**INPUT RECORDS**
— Begin —

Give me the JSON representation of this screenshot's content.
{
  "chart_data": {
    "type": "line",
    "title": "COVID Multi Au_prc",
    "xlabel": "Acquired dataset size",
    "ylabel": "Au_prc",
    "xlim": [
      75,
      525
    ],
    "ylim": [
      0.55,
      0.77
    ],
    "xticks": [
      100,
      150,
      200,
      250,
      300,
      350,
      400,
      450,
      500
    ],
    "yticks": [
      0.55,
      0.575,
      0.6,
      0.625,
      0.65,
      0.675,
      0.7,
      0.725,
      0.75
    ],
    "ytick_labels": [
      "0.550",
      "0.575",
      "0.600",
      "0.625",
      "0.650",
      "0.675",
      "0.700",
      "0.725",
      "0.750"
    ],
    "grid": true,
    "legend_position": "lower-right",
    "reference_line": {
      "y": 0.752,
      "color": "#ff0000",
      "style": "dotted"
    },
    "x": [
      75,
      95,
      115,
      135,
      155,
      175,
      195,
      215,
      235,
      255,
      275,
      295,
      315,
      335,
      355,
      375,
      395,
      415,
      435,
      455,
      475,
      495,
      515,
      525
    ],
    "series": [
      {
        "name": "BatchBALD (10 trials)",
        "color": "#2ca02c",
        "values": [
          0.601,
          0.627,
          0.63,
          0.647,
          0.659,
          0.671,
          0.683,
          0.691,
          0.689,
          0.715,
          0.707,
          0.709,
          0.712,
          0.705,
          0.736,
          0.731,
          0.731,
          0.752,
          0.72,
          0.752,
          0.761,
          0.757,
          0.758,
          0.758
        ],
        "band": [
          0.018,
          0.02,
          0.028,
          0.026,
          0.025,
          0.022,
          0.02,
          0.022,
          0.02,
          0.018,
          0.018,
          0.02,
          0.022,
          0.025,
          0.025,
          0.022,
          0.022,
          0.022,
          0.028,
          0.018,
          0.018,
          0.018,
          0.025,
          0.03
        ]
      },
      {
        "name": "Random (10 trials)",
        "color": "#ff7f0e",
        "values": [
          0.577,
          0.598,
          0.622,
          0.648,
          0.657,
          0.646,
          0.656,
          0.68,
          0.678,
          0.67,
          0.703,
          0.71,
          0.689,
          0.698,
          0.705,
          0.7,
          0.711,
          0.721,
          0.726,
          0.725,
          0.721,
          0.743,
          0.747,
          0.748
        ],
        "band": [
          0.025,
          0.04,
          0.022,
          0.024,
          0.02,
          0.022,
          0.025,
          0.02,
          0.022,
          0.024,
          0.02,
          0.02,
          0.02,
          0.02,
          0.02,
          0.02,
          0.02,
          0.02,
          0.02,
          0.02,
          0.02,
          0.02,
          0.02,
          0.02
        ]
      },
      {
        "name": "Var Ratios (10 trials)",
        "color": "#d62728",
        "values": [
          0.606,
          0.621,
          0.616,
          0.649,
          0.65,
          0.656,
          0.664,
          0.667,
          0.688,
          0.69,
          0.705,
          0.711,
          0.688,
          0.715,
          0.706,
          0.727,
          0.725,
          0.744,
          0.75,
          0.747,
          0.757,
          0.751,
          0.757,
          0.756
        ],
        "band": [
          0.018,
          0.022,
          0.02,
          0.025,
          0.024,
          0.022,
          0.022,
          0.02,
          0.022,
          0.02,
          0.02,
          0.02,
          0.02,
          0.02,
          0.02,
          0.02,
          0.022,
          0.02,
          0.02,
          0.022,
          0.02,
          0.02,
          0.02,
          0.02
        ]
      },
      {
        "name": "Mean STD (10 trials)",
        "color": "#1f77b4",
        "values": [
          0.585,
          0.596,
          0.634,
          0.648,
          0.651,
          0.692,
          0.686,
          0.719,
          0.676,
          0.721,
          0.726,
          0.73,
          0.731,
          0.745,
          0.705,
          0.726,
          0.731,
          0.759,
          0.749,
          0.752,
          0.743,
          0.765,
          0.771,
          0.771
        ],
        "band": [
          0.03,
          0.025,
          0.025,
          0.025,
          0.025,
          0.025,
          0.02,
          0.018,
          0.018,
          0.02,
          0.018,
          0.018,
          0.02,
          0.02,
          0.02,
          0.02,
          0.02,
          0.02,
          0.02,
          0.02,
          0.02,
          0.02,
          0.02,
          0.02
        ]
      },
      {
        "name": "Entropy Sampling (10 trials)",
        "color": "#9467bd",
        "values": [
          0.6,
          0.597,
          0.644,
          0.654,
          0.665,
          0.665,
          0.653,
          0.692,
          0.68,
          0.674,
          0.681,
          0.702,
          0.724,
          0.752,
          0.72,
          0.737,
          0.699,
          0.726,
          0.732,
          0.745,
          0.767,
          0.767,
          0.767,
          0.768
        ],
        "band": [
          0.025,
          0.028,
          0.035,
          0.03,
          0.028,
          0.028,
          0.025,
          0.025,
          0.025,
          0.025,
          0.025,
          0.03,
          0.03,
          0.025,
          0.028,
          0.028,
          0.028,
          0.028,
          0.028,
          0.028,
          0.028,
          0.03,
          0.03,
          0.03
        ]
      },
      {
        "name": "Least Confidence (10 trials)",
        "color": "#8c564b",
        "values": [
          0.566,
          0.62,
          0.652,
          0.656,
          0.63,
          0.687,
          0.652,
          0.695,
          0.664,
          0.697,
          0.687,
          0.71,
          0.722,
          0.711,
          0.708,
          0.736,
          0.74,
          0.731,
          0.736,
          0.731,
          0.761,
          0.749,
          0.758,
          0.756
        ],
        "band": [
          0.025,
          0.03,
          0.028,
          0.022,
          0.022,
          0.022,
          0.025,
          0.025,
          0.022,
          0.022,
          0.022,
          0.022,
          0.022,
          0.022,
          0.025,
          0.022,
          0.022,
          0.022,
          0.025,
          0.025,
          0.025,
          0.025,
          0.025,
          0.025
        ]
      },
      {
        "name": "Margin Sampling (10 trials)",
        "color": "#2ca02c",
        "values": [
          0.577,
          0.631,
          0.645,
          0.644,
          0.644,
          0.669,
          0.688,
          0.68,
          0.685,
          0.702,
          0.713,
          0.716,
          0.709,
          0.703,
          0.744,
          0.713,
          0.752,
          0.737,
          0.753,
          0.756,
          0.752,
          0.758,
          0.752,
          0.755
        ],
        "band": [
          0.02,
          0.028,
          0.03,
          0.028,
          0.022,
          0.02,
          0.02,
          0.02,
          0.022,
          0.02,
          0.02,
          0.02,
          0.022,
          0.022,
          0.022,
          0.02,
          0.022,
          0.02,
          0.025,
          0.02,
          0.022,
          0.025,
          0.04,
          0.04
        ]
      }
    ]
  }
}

— End —

Quote the material exactly, leaving nothing out.

**IN RESPONSE**
Give me the JSON representation of this screenshot's content.
{
  "chart_data": {
    "type": "line",
    "title": "COVID Multi Au_prc",
    "xlabel": "Acquired dataset size",
    "ylabel": "Au_prc",
    "xlim": [
      75,
      525
    ],
    "ylim": [
      0.55,
      0.77
    ],
    "xticks": [
      100,
      150,
      200,
      250,
      300,
      350,
      400,
      450,
      500
    ],
    "yticks": [
      0.55,
      0.575,
      0.6,
      0.625,
      0.65,
      0.675,
      0.7,
      0.725,
      0.75
    ],
    "ytick_labels": [
      "0.550",
      "0.575",
      "0.600",
      "0.625",
      "0.650",
      "0.675",
      "0.700",
      "0.725",
      "0.750"
    ],
    "grid": true,
    "legend_position": "lower-right",
    "reference_line": {
      "y": 0.752,
      "color": "#ff0000",
      "style": "dotted"
    },
    "x": [
      75,
      95,
      115,
      135,
      155,
      175,
      195,
      215,
      235,
      255,
      275,
      295,
      315,
      335,
      355,
      375,
      395,
      415,
      435,
      455,
      475,
      495,
      515,
      525
    ],
    "series": [
      {
        "name": "BatchBALD (10 trials)",
        "color": "#2ca02c",
        "values": [
          0.601,
          0.627,
          0.63,
          0.647,
          0.659,
          0.671,
          0.683,
          0.691,
          0.689,
          0.715,
          0.707,
          0.709,
          0.712,
          0.705,
          0.736,
          0.731,
          0.731,
          0.752,
          0.72,
          0.752,
          0.761,
          0.757,
          0.758,
          0.758
        ],
        "band": [
          0.018,
          0.02,
          0.028,
          0.026,
          0.025,
          0.022,
          0.02,
          0.022,
          0.02,
          0.018,
          0.018,
          0.02,
          0.022,
          0.025,
          0.025,
          0.022,
          0.022,
          0.022,
          0.028,
          0.018,
          0.018,
          0.018,
          0.025,
          0.03
        ]
      },
      {
        "name": "Random (10 trials)",
        "color": "#ff7f0e",
        "values": [
          0.577,
          0.598,
          0.622,
          0.648,
          0.657,
          0.646,
          0.656,
          0.68,
          0.678,
          0.67,
          0.703,
          0.71,
          0.689,
          0.698,
          0.705,
          0.7,
          0.711,
          0.721,
          0.726,
          0.725,
          0.721,
          0.743,
          0.747,
          0.748
        ],
        "band": [
          0.025,
          0.04,
          0.022,
          0.024,
          0.02,
          0.022,
          0.025,
          0.02,
          0.022,
          0.024,
          0.02,
          0.02,
          0.02,
          0.02,
          0.02,
          0.02,
          0.02,
          0.02,
          0.02,
          0.02,
          0.02,
          0.02,
          0.02,
          0.02
        ]
      },
      {
        "name": "Var Ratios (10 trials)",
        "color": "#d62728",
        "values": [
          0.606,
          0.621,
          0.616,
          0.649,
          0.65,
          0.656,
          0.664,
          0.667,
          0.688,
          0.69,
          0.705,
          0.711,
          0.688,
          0.715,
          0.706,
          0.727,
          0.725,
          0.744,
          0.75,
          0.747,
          0.757,
          0.751,
          0.757,
          0.756
        ],
        "band": [
          0.018,
          0.022,
          0.02,
          0.025,
          0.024,
          0.022,
          0.022,
          0.02,
          0.022,
          0.02,
          0.02,
          0.02,
          0.02,
          0.02,
          0.02,
          0.02,
          0.022,
          0.02,
          0.02,
          0.022,
          0.02,
          0.02,
          0.02,
          0.02
        ]
      },
      {
        "name": "Mean STD (10 trials)",
        "color": "#1f77b4",
        "values": [
          0.585,
          0.596,
          0.634,
          0.648,
          0.651,
          0.692,
          0.686,
          0.719,
          0.676,
          0.721,
          0.726,
          0.73,
          0.731,
          0.745,
          0.705,
          0.726,
          0.731,
          0.759,
          0.749,
          0.752,
          0.743,
          0.765,
          0.771,
          0.771
        ],
        "band": [
          0.03,
          0.025,
          0.025,
          0.025,
          0.025,
          0.025,
          0.02,
          0.018,
          0.018,
          0.02,
          0.018,
          0.018,
          0.02,
          0.02,
          0.02,
          0.02,
          0.02,
          0.02,
          0.02,
          0.02,
          0.02,
          0.02,
          0.02,
          0.02
        ]
      },
      {
        "name": "Entropy Sampling (10 trials)",
        "color": "#9467bd",
        "values": [
          0.6,
          0.597,
          0.644,
          0.654,
          0.665,
          0.665,
          0.653,
          0.692,
          0.68,
          0.674,
          0.681,
          0.702,
          0.724,
          0.752,
          0.72,
          0.737,
          0.699,
          0.726,
          0.732,
          0.745,
          0.767,
          0.767,
          0.767,
          0.768
        ],
        "band": [
          0.025,
          0.028,
          0.035,
          0.03,
          0.028,
          0.028,
          0.025,
          0.025,
          0.025,
          0.025,
          0.025,
          0.03,
          0.03,
          0.025,
          0.028,
          0.028,
          0.028,
          0.028,
          0.028,
          0.028,
          0.028,
          0.03,
          0.03,
          0.03
        ]
      },
      {
        "name": "Least Confidence (10 trials)",
        "color": "#8c564b",
        "values": [
          0.566,
          0.62,
          0.652,
          0.656,
          0.63,
          0.687,
          0.652,
          0.695,
          0.664,
          0.697,
          0.687,
          0.71,
          0.722,
          0.711,
          0.708,
          0.736,
          0.74,
          0.731,
          0.736,
          0.731,
          0.761,
          0.749,
          0.758,
          0.756
        ],
        "band": [
          0.025,
          0.03,
          0.028,
          0.022,
          0.022,
          0.022,
          0.025,
          0.025,
          0.022,
          0.022,
          0.022,
          0.022,
          0.022,
          0.022,
          0.025,
          0.022,
          0.022,
          0.022,
          0.025,
          0.025,
          0.025,
          0.025,
          0.025,
          0.025
        ]
      },
      {
        "name": "Margin Sampling (10 trials)",
        "color": "#2ca02c",
        "values": [
          0.577,
          0.631,
          0.645,
          0.644,
          0.644,
          0.669,
          0.688,
          0.68,
          0.685,
          0.702,
          0.713,
          0.716,
          0.709,
          0.703,
          0.744,
          0.713,
          0.752,
          0.737,
          0.753,
          0.756,
          0.752,
          0.758,
          0.752,
          0.755
        ],
        "band": [
          0.02,
          0.028,
          0.03,
          0.028,
          0.022,
          0.02,
          0.02,
          0.02,
          0.022,
          0.02,
          0.02,
          0.02,
          0.022,
          0.022,
          0.022,
          0.02,
          0.022,
          0.02,
          0.025,
          0.02,
          0.022,
          0.025,
          0.04,
          0.04
        ]
      }
    ]
  }
}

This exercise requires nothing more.